_PROBLEM TO SOLVE_.
Search the material and gather each line with "уравнений" in it.

_DATA SHOWN_.

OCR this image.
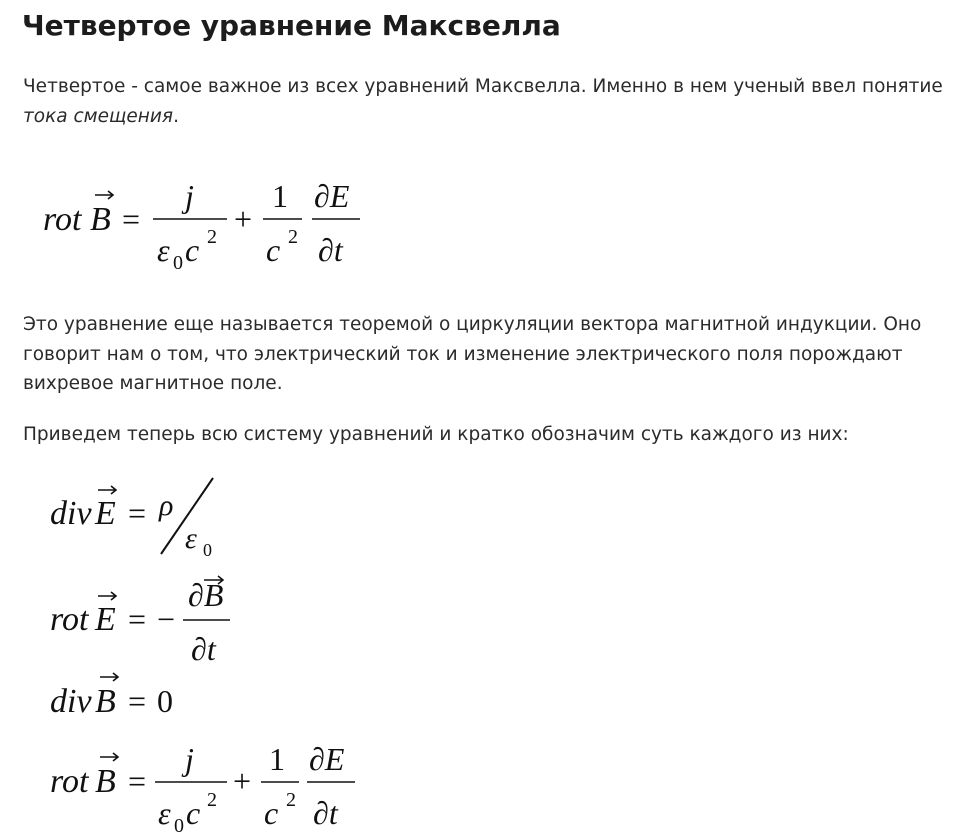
Четвертое уравнение Максвелла

Четвертое - самое важное из всех уравнений Максвелла. Именно в нем ученый ввел понятие тока смещения.

rot B =
j
ε 0 c 2 +
1
c 2
∂E
∂t

Это уравнение еще называется теоремой о циркуляции вектора магнитной индукции. Оно говорит нам о том, что электрический ток и изменение электрического поля порождают вихревое магнитное поле.

Приведем теперь всю систему уравнений и кратко обозначим суть каждого из них:

div E = ρ
ε 0
rot E = −
∂B
∂t
div B = 0
rot B =
j
ε 0 c 2
+
1
c 2
∂E
∂t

_RESPONSE BELOW_.
Четвертое - самое важное из всех уравнений Максвелла. Именно в нем ученый ввел понятие тока смещения.
Приведем теперь всю систему уравнений и кратко обозначим суть каждого из них:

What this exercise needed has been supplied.